==== GIVEN DATA

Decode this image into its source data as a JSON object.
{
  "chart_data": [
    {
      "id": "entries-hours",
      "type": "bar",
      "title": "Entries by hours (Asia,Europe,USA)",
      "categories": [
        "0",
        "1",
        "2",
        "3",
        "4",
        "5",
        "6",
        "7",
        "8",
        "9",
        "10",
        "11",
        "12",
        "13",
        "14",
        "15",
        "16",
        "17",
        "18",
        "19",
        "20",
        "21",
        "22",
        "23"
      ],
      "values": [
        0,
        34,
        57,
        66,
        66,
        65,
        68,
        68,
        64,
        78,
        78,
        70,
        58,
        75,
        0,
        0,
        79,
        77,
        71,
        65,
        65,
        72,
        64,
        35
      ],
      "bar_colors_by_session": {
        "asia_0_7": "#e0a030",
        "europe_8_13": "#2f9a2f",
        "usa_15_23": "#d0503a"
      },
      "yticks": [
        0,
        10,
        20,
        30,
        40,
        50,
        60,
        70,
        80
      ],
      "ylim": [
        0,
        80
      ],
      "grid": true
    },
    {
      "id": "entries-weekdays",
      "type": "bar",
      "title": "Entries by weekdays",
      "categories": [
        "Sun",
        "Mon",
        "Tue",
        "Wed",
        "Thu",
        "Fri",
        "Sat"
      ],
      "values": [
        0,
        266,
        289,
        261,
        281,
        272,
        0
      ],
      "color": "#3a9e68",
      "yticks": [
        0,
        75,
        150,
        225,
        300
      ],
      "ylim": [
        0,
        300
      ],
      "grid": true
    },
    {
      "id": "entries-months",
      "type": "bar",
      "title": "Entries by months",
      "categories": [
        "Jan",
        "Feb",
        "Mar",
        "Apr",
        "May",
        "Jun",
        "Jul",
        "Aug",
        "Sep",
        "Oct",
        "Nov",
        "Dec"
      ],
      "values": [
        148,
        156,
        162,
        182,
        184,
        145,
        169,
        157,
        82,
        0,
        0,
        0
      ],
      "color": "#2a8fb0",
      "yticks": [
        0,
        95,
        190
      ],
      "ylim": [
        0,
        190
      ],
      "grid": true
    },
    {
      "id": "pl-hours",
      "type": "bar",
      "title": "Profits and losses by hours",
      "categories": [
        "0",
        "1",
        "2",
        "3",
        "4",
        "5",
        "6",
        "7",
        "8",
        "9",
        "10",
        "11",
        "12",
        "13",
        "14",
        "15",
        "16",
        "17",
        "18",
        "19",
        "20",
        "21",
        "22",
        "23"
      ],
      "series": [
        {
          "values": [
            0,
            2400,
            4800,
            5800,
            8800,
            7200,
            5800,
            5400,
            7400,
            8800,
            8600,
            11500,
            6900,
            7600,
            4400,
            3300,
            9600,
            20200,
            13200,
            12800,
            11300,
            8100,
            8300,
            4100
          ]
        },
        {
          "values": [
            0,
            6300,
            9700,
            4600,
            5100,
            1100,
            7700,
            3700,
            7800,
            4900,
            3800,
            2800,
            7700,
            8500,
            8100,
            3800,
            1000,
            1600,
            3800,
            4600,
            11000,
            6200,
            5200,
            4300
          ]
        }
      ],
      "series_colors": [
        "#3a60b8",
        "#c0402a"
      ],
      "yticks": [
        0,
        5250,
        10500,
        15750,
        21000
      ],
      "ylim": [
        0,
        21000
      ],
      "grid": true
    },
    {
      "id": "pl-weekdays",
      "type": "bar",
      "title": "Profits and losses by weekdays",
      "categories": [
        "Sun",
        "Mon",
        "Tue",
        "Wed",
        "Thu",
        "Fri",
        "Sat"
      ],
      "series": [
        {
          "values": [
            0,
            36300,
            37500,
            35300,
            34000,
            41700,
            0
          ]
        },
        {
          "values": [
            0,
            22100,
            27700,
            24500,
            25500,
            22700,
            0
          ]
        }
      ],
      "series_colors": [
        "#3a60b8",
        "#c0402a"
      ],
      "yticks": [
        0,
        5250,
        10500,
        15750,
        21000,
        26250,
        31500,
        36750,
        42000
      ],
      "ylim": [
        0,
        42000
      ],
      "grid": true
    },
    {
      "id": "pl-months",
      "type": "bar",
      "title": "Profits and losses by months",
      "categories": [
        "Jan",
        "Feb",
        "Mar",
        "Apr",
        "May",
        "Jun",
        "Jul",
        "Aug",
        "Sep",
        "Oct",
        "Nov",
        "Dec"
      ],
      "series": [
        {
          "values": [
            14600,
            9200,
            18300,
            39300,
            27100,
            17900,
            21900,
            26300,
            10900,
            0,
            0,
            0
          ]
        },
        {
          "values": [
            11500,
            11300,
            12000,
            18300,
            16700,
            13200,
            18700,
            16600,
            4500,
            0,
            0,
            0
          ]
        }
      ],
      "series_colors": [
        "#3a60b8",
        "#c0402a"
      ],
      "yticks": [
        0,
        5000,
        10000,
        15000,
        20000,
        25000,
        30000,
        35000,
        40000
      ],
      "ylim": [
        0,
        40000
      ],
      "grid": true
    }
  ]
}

========

Extract every record and return it verbatim.

Decode this image into its source data as a JSON object.
{
  "chart_data": [
    {
      "id": "entries-hours",
      "type": "bar",
      "title": "Entries by hours (Asia,Europe,USA)",
      "categories": [
        "0",
        "1",
        "2",
        "3",
        "4",
        "5",
        "6",
        "7",
        "8",
        "9",
        "10",
        "11",
        "12",
        "13",
        "14",
        "15",
        "16",
        "17",
        "18",
        "19",
        "20",
        "21",
        "22",
        "23"
      ],
      "values": [
        0,
        34,
        57,
        66,
        66,
        65,
        68,
        68,
        64,
        78,
        78,
        70,
        58,
        75,
        0,
        0,
        79,
        77,
        71,
        65,
        65,
        72,
        64,
        35
      ],
      "bar_colors_by_session": {
        "asia_0_7": "#e0a030",
        "europe_8_13": "#2f9a2f",
        "usa_15_23": "#d0503a"
      },
      "yticks": [
        0,
        10,
        20,
        30,
        40,
        50,
        60,
        70,
        80
      ],
      "ylim": [
        0,
        80
      ],
      "grid": true
    },
    {
      "id": "entries-weekdays",
      "type": "bar",
      "title": "Entries by weekdays",
      "categories": [
        "Sun",
        "Mon",
        "Tue",
        "Wed",
        "Thu",
        "Fri",
        "Sat"
      ],
      "values": [
        0,
        266,
        289,
        261,
        281,
        272,
        0
      ],
      "color": "#3a9e68",
      "yticks": [
        0,
        75,
        150,
        225,
        300
      ],
      "ylim": [
        0,
        300
      ],
      "grid": true
    },
    {
      "id": "entries-months",
      "type": "bar",
      "title": "Entries by months",
      "categories": [
        "Jan",
        "Feb",
        "Mar",
        "Apr",
        "May",
        "Jun",
        "Jul",
        "Aug",
        "Sep",
        "Oct",
        "Nov",
        "Dec"
      ],
      "values": [
        148,
        156,
        162,
        182,
        184,
        145,
        169,
        157,
        82,
        0,
        0,
        0
      ],
      "color": "#2a8fb0",
      "yticks": [
        0,
        95,
        190
      ],
      "ylim": [
        0,
        190
      ],
      "grid": true
    },
    {
      "id": "pl-hours",
      "type": "bar",
      "title": "Profits and losses by hours",
      "categories": [
        "0",
        "1",
        "2",
        "3",
        "4",
        "5",
        "6",
        "7",
        "8",
        "9",
        "10",
        "11",
        "12",
        "13",
        "14",
        "15",
        "16",
        "17",
        "18",
        "19",
        "20",
        "21",
        "22",
        "23"
      ],
      "series": [
        {
          "values": [
            0,
            2400,
            4800,
            5800,
            8800,
            7200,
            5800,
            5400,
            7400,
            8800,
            8600,
            11500,
            6900,
            7600,
            4400,
            3300,
            9600,
            20200,
            13200,
            12800,
            11300,
            8100,
            8300,
            4100
          ]
        },
        {
          "values": [
            0,
            6300,
            9700,
            4600,
            5100,
            1100,
            7700,
            3700,
            7800,
            4900,
            3800,
            2800,
            7700,
            8500,
            8100,
            3800,
            1000,
            1600,
            3800,
            4600,
            11000,
            6200,
            5200,
            4300
          ]
        }
      ],
      "series_colors": [
        "#3a60b8",
        "#c0402a"
      ],
      "yticks": [
        0,
        5250,
        10500,
        15750,
        21000
      ],
      "ylim": [
        0,
        21000
      ],
      "grid": true
    },
    {
      "id": "pl-weekdays",
      "type": "bar",
      "title": "Profits and losses by weekdays",
      "categories": [
        "Sun",
        "Mon",
        "Tue",
        "Wed",
        "Thu",
        "Fri",
        "Sat"
      ],
      "series": [
        {
          "values": [
            0,
            36300,
            37500,
            35300,
            34000,
            41700,
            0
          ]
        },
        {
          "values": [
            0,
            22100,
            27700,
            24500,
            25500,
            22700,
            0
          ]
        }
      ],
      "series_colors": [
        "#3a60b8",
        "#c0402a"
      ],
      "yticks": [
        0,
        5250,
        10500,
        15750,
        21000,
        26250,
        31500,
        36750,
        42000
      ],
      "ylim": [
        0,
        42000
      ],
      "grid": true
    },
    {
      "id": "pl-months",
      "type": "bar",
      "title": "Profits and losses by months",
      "categories": [
        "Jan",
        "Feb",
        "Mar",
        "Apr",
        "May",
        "Jun",
        "Jul",
        "Aug",
        "Sep",
        "Oct",
        "Nov",
        "Dec"
      ],
      "series": [
        {
          "values": [
            14600,
            9200,
            18300,
            39300,
            27100,
            17900,
            21900,
            26300,
            10900,
            0,
            0,
            0
          ]
        },
        {
          "values": [
            11500,
            11300,
            12000,
            18300,
            16700,
            13200,
            18700,
            16600,
            4500,
            0,
            0,
            0
          ]
        }
      ],
      "series_colors": [
        "#3a60b8",
        "#c0402a"
      ],
      "yticks": [
        0,
        5000,
        10000,
        15000,
        20000,
        25000,
        30000,
        35000,
        40000
      ],
      "ylim": [
        0,
        40000
      ],
      "grid": true
    }
  ]
}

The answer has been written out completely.